Figure record extracts ▸
════════════════════

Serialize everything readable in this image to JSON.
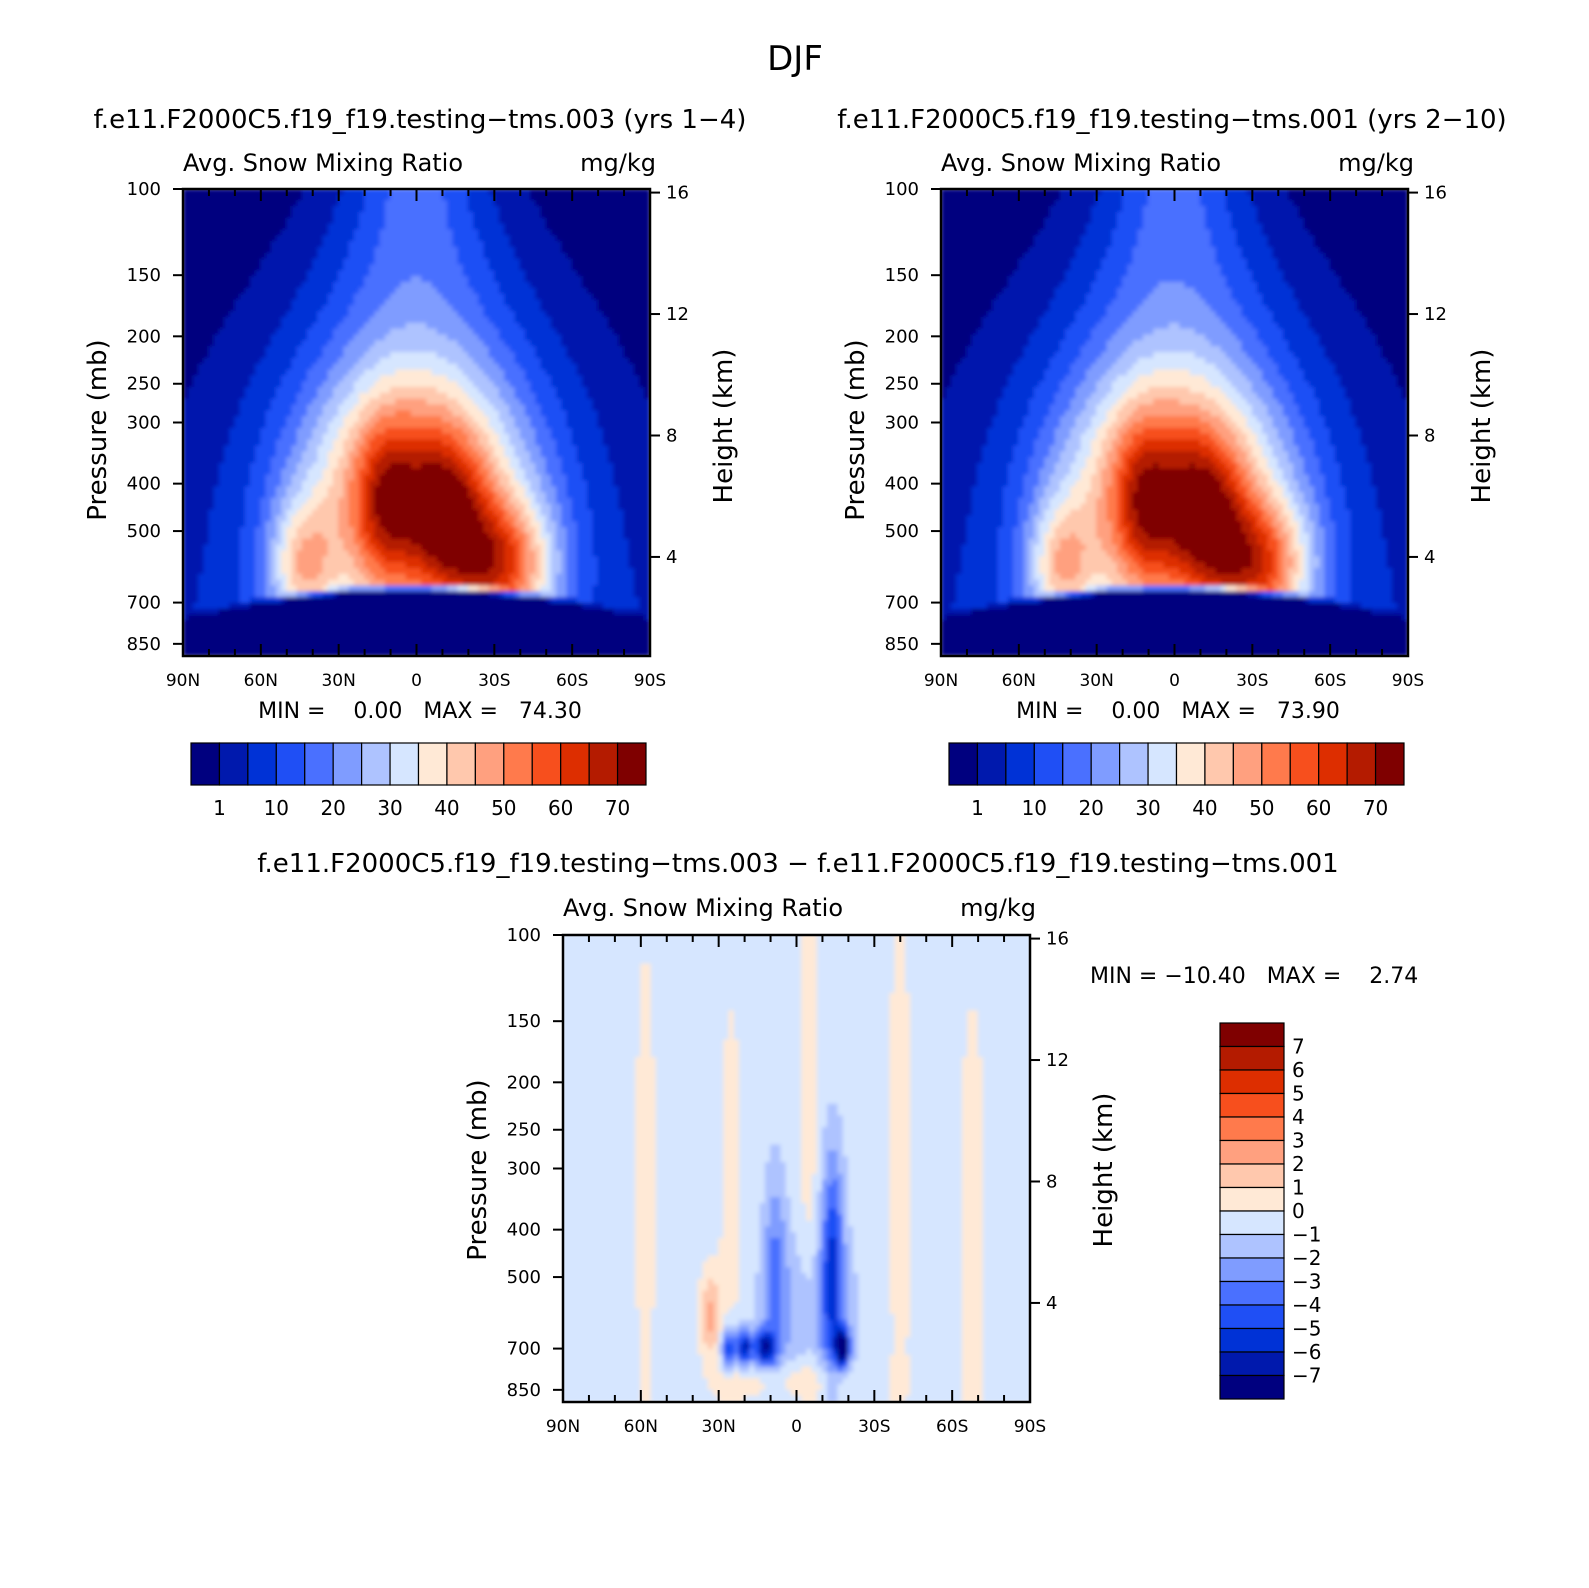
{
  "figure": {
    "title": "DJF"
  },
  "colors": {
    "main": [
      "#00007f",
      "#0019ad",
      "#0032d6",
      "#1f4ff5",
      "#4a70ff",
      "#7f9cff",
      "#aec3ff",
      "#d6e6ff",
      "#ffe9d6",
      "#ffc8ad",
      "#ffa07f",
      "#ff7a4c",
      "#f74f1d",
      "#dd2e00",
      "#b41b00",
      "#7f0000"
    ],
    "diff": [
      "#7f0000",
      "#b41b00",
      "#dd2e00",
      "#f74f1d",
      "#ff7a4c",
      "#ffa07f",
      "#ffc8ad",
      "#ffe9d6",
      "#d6e6ff",
      "#aec3ff",
      "#7f9cff",
      "#4a70ff",
      "#1f4ff5",
      "#0032d6",
      "#0019ad",
      "#00007f"
    ]
  },
  "chart_data": [
    {
      "type": "heatmap",
      "title": "f.e11.F2000C5.f19_f19.testing−tms.003 (yrs 1−4)",
      "subtitle_left": "Avg. Snow Mixing Ratio",
      "subtitle_right": "mg/kg",
      "xlabel": "",
      "ylabel": "Pressure (mb)",
      "y2label": "Height (km)",
      "x_ticks": [
        "90N",
        "60N",
        "30N",
        "0",
        "30S",
        "60S",
        "90S"
      ],
      "y_ticks": [
        "100",
        "150",
        "200",
        "250",
        "300",
        "400",
        "500",
        "700",
        "850"
      ],
      "y_tick_values": [
        100,
        150,
        200,
        250,
        300,
        400,
        500,
        700,
        850
      ],
      "y2_ticks": [
        "16",
        "12",
        "8",
        "4"
      ],
      "y2_tick_values": [
        16,
        12,
        8,
        4
      ],
      "ylim": [
        100,
        900
      ],
      "min_label": "MIN =    0.00   MAX =   74.30",
      "min_value": 0.0,
      "max_value": 74.3,
      "colorbar_labels": [
        "1",
        "10",
        "20",
        "30",
        "40",
        "50",
        "60",
        "70"
      ],
      "colorbar_levels": [
        1,
        5,
        10,
        15,
        20,
        25,
        30,
        35,
        40,
        45,
        50,
        55,
        60,
        65,
        70
      ]
    },
    {
      "type": "heatmap",
      "title": "f.e11.F2000C5.f19_f19.testing−tms.001 (yrs 2−10)",
      "subtitle_left": "Avg. Snow Mixing Ratio",
      "subtitle_right": "mg/kg",
      "xlabel": "",
      "ylabel": "Pressure (mb)",
      "y2label": "Height (km)",
      "x_ticks": [
        "90N",
        "60N",
        "30N",
        "0",
        "30S",
        "60S",
        "90S"
      ],
      "y_ticks": [
        "100",
        "150",
        "200",
        "250",
        "300",
        "400",
        "500",
        "700",
        "850"
      ],
      "y_tick_values": [
        100,
        150,
        200,
        250,
        300,
        400,
        500,
        700,
        850
      ],
      "y2_ticks": [
        "16",
        "12",
        "8",
        "4"
      ],
      "y2_tick_values": [
        16,
        12,
        8,
        4
      ],
      "ylim": [
        100,
        900
      ],
      "min_label": "MIN =    0.00   MAX =   73.90",
      "min_value": 0.0,
      "max_value": 73.9,
      "colorbar_labels": [
        "1",
        "10",
        "20",
        "30",
        "40",
        "50",
        "60",
        "70"
      ],
      "colorbar_levels": [
        1,
        5,
        10,
        15,
        20,
        25,
        30,
        35,
        40,
        45,
        50,
        55,
        60,
        65,
        70
      ]
    },
    {
      "type": "heatmap",
      "title": "f.e11.F2000C5.f19_f19.testing−tms.003 − f.e11.F2000C5.f19_f19.testing−tms.001",
      "subtitle_left": "Avg. Snow Mixing Ratio",
      "subtitle_right": "mg/kg",
      "xlabel": "",
      "ylabel": "Pressure (mb)",
      "y2label": "Height (km)",
      "x_ticks": [
        "90N",
        "60N",
        "30N",
        "0",
        "30S",
        "60S",
        "90S"
      ],
      "y_ticks": [
        "100",
        "150",
        "200",
        "250",
        "300",
        "400",
        "500",
        "700",
        "850"
      ],
      "y_tick_values": [
        100,
        150,
        200,
        250,
        300,
        400,
        500,
        700,
        850
      ],
      "y2_ticks": [
        "16",
        "12",
        "8",
        "4"
      ],
      "y2_tick_values": [
        16,
        12,
        8,
        4
      ],
      "ylim": [
        100,
        900
      ],
      "min_label": "MIN = −10.40   MAX =    2.74",
      "min_value": -10.4,
      "max_value": 2.74,
      "colorbar_labels": [
        "7",
        "6",
        "5",
        "4",
        "3",
        "2",
        "1",
        "0",
        "−1",
        "−2",
        "−3",
        "−4",
        "−5",
        "−6",
        "−7"
      ],
      "colorbar_levels": [
        7,
        6,
        5,
        4,
        3,
        2,
        1,
        0,
        -1,
        -2,
        -3,
        -4,
        -5,
        -6,
        -7
      ]
    }
  ]
}
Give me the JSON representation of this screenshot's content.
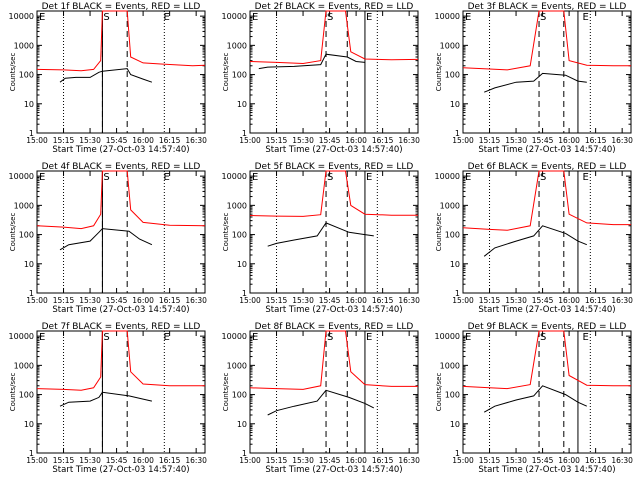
{
  "common": {
    "ylabel": "Counts/sec",
    "xlabel": "Start Time (27-Oct-03 14:57:40)",
    "xticks": [
      "15:00",
      "15:15",
      "15:30",
      "15:45",
      "16:00",
      "16:15",
      "16:30"
    ],
    "yticks": [
      "1",
      "10",
      "100",
      "1000",
      "10000"
    ],
    "marker_labels": {
      "s": "S",
      "e": "E"
    },
    "colors": {
      "events": "#000000",
      "lld": "#ff0000"
    }
  },
  "chart_data": [
    {
      "type": "line",
      "title": "Det 1f BLACK = Events, RED = LLD",
      "xlim": [
        "15:00",
        "16:35"
      ],
      "ylim": [
        1,
        15000
      ],
      "log_y": true,
      "series": [
        {
          "name": "BLACK = Events",
          "points": [
            [
              "15:13",
              55
            ],
            [
              "15:16",
              75
            ],
            [
              "15:22",
              80
            ],
            [
              "15:30",
              80
            ],
            [
              "15:35",
              120
            ],
            [
              "15:37",
              130
            ],
            [
              "15:51",
              160
            ],
            [
              "15:53",
              100
            ],
            [
              "16:00",
              70
            ],
            [
              "16:05",
              55
            ]
          ]
        },
        {
          "name": "RED = LLD",
          "points": [
            [
              "15:00",
              150
            ],
            [
              "15:15",
              145
            ],
            [
              "15:25",
              135
            ],
            [
              "15:32",
              150
            ],
            [
              "15:36",
              300
            ],
            [
              "15:37",
              15000
            ],
            [
              "15:51",
              15000
            ],
            [
              "15:53",
              400
            ],
            [
              "16:00",
              250
            ],
            [
              "16:10",
              230
            ],
            [
              "16:28",
              200
            ],
            [
              "16:35",
              210
            ]
          ]
        }
      ]
    },
    {
      "type": "line",
      "title": "Det 2f BLACK = Events, RED = LLD",
      "xlim": [
        "15:00",
        "16:35"
      ],
      "ylim": [
        1,
        15000
      ],
      "log_y": true,
      "series": [
        {
          "name": "BLACK = Events",
          "points": [
            [
              "15:05",
              160
            ],
            [
              "15:10",
              180
            ],
            [
              "15:25",
              190
            ],
            [
              "15:40",
              220
            ],
            [
              "15:43",
              500
            ],
            [
              "15:55",
              400
            ],
            [
              "16:00",
              280
            ],
            [
              "16:05",
              260
            ]
          ]
        },
        {
          "name": "RED = LLD",
          "points": [
            [
              "15:00",
              280
            ],
            [
              "15:15",
              260
            ],
            [
              "15:30",
              240
            ],
            [
              "15:40",
              300
            ],
            [
              "15:43",
              15000
            ],
            [
              "15:54",
              15000
            ],
            [
              "15:57",
              600
            ],
            [
              "16:05",
              340
            ],
            [
              "16:20",
              320
            ],
            [
              "16:35",
              330
            ]
          ]
        }
      ]
    },
    {
      "type": "line",
      "title": "Det 3f BLACK = Events, RED = LLD",
      "xlim": [
        "15:00",
        "16:35"
      ],
      "ylim": [
        1,
        15000
      ],
      "log_y": true,
      "series": [
        {
          "name": "BLACK = Events",
          "points": [
            [
              "15:12",
              25
            ],
            [
              "15:18",
              35
            ],
            [
              "15:30",
              55
            ],
            [
              "15:40",
              60
            ],
            [
              "15:45",
              110
            ],
            [
              "15:58",
              95
            ],
            [
              "16:05",
              60
            ],
            [
              "16:10",
              55
            ]
          ]
        },
        {
          "name": "RED = LLD",
          "points": [
            [
              "15:00",
              170
            ],
            [
              "15:15",
              155
            ],
            [
              "15:25",
              145
            ],
            [
              "15:38",
              200
            ],
            [
              "15:43",
              15000
            ],
            [
              "15:57",
              15000
            ],
            [
              "16:00",
              300
            ],
            [
              "16:10",
              210
            ],
            [
              "16:25",
              200
            ],
            [
              "16:35",
              200
            ]
          ]
        }
      ]
    },
    {
      "type": "line",
      "title": "Det 4f BLACK = Events, RED = LLD",
      "xlim": [
        "15:00",
        "16:35"
      ],
      "ylim": [
        1,
        15000
      ],
      "log_y": true,
      "series": [
        {
          "name": "BLACK = Events",
          "points": [
            [
              "15:13",
              30
            ],
            [
              "15:18",
              45
            ],
            [
              "15:30",
              60
            ],
            [
              "15:35",
              120
            ],
            [
              "15:37",
              160
            ],
            [
              "15:52",
              130
            ],
            [
              "15:58",
              70
            ],
            [
              "16:05",
              45
            ]
          ]
        },
        {
          "name": "RED = LLD",
          "points": [
            [
              "15:00",
              200
            ],
            [
              "15:15",
              180
            ],
            [
              "15:25",
              160
            ],
            [
              "15:32",
              200
            ],
            [
              "15:36",
              500
            ],
            [
              "15:37",
              15000
            ],
            [
              "15:51",
              15000
            ],
            [
              "15:53",
              700
            ],
            [
              "16:00",
              260
            ],
            [
              "16:15",
              210
            ],
            [
              "16:35",
              200
            ]
          ]
        }
      ]
    },
    {
      "type": "line",
      "title": "Det 5f BLACK = Events, RED = LLD",
      "xlim": [
        "15:00",
        "16:35"
      ],
      "ylim": [
        1,
        15000
      ],
      "log_y": true,
      "series": [
        {
          "name": "BLACK = Events",
          "points": [
            [
              "15:10",
              40
            ],
            [
              "15:15",
              50
            ],
            [
              "15:25",
              65
            ],
            [
              "15:38",
              90
            ],
            [
              "15:43",
              250
            ],
            [
              "15:56",
              120
            ],
            [
              "16:05",
              100
            ],
            [
              "16:10",
              90
            ]
          ]
        },
        {
          "name": "RED = LLD",
          "points": [
            [
              "15:00",
              450
            ],
            [
              "15:15",
              430
            ],
            [
              "15:30",
              420
            ],
            [
              "15:40",
              480
            ],
            [
              "15:43",
              15000
            ],
            [
              "15:54",
              15000
            ],
            [
              "15:57",
              1000
            ],
            [
              "16:05",
              500
            ],
            [
              "16:20",
              460
            ],
            [
              "16:35",
              460
            ]
          ]
        }
      ]
    },
    {
      "type": "line",
      "title": "Det 6f BLACK = Events, RED = LLD",
      "xlim": [
        "15:00",
        "16:35"
      ],
      "ylim": [
        1,
        15000
      ],
      "log_y": true,
      "series": [
        {
          "name": "BLACK = Events",
          "points": [
            [
              "15:12",
              18
            ],
            [
              "15:18",
              35
            ],
            [
              "15:30",
              60
            ],
            [
              "15:40",
              90
            ],
            [
              "15:45",
              200
            ],
            [
              "15:58",
              110
            ],
            [
              "16:05",
              60
            ],
            [
              "16:10",
              45
            ]
          ]
        },
        {
          "name": "RED = LLD",
          "points": [
            [
              "15:00",
              170
            ],
            [
              "15:15",
              150
            ],
            [
              "15:25",
              140
            ],
            [
              "15:38",
              200
            ],
            [
              "15:43",
              15000
            ],
            [
              "15:57",
              15000
            ],
            [
              "16:00",
              500
            ],
            [
              "16:10",
              250
            ],
            [
              "16:25",
              220
            ],
            [
              "16:35",
              220
            ]
          ]
        }
      ]
    },
    {
      "type": "line",
      "title": "Det 7f BLACK = Events, RED = LLD",
      "xlim": [
        "15:00",
        "16:35"
      ],
      "ylim": [
        1,
        15000
      ],
      "log_y": true,
      "series": [
        {
          "name": "BLACK = Events",
          "points": [
            [
              "15:13",
              40
            ],
            [
              "15:18",
              55
            ],
            [
              "15:30",
              60
            ],
            [
              "15:35",
              80
            ],
            [
              "15:37",
              120
            ],
            [
              "15:52",
              90
            ],
            [
              "16:00",
              70
            ],
            [
              "16:05",
              60
            ]
          ]
        },
        {
          "name": "RED = LLD",
          "points": [
            [
              "15:00",
              160
            ],
            [
              "15:15",
              150
            ],
            [
              "15:25",
              140
            ],
            [
              "15:32",
              170
            ],
            [
              "15:36",
              400
            ],
            [
              "15:37",
              15000
            ],
            [
              "15:51",
              15000
            ],
            [
              "15:53",
              600
            ],
            [
              "16:00",
              230
            ],
            [
              "16:15",
              200
            ],
            [
              "16:35",
              200
            ]
          ]
        }
      ]
    },
    {
      "type": "line",
      "title": "Det 8f BLACK = Events, RED = LLD",
      "xlim": [
        "15:00",
        "16:35"
      ],
      "ylim": [
        1,
        15000
      ],
      "log_y": true,
      "series": [
        {
          "name": "BLACK = Events",
          "points": [
            [
              "15:10",
              20
            ],
            [
              "15:15",
              28
            ],
            [
              "15:25",
              40
            ],
            [
              "15:38",
              60
            ],
            [
              "15:43",
              140
            ],
            [
              "15:56",
              80
            ],
            [
              "16:05",
              50
            ],
            [
              "16:10",
              35
            ]
          ]
        },
        {
          "name": "RED = LLD",
          "points": [
            [
              "15:00",
              170
            ],
            [
              "15:15",
              160
            ],
            [
              "15:30",
              150
            ],
            [
              "15:40",
              200
            ],
            [
              "15:43",
              15000
            ],
            [
              "15:54",
              15000
            ],
            [
              "15:57",
              600
            ],
            [
              "16:05",
              220
            ],
            [
              "16:20",
              190
            ],
            [
              "16:35",
              190
            ]
          ]
        }
      ]
    },
    {
      "type": "line",
      "title": "Det 9f BLACK = Events, RED = LLD",
      "xlim": [
        "15:00",
        "16:35"
      ],
      "ylim": [
        1,
        15000
      ],
      "log_y": true,
      "series": [
        {
          "name": "BLACK = Events",
          "points": [
            [
              "15:12",
              25
            ],
            [
              "15:18",
              40
            ],
            [
              "15:30",
              65
            ],
            [
              "15:40",
              90
            ],
            [
              "15:45",
              200
            ],
            [
              "15:58",
              100
            ],
            [
              "16:05",
              55
            ],
            [
              "16:10",
              40
            ]
          ]
        },
        {
          "name": "RED = LLD",
          "points": [
            [
              "15:00",
              190
            ],
            [
              "15:15",
              170
            ],
            [
              "15:25",
              160
            ],
            [
              "15:38",
              220
            ],
            [
              "15:43",
              15000
            ],
            [
              "15:57",
              15000
            ],
            [
              "16:00",
              450
            ],
            [
              "16:10",
              210
            ],
            [
              "16:25",
              200
            ],
            [
              "16:35",
              200
            ]
          ]
        }
      ]
    }
  ]
}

════════════════════

INSTRUCTIONS FOR THE TASK ▸ From the data, pick out every line that includes "testing".

RESULT FOR THIS TASK ▸
      "title": "f.e11.F2000C5.f19_f19.testing−tms.003 (yrs 1−4)",
      "title": "f.e11.F2000C5.f19_f19.testing−tms.001 (yrs 2−10)",
      "title": "f.e11.F2000C5.f19_f19.testing−tms.003 − f.e11.F2000C5.f19_f19.testing−tms.001",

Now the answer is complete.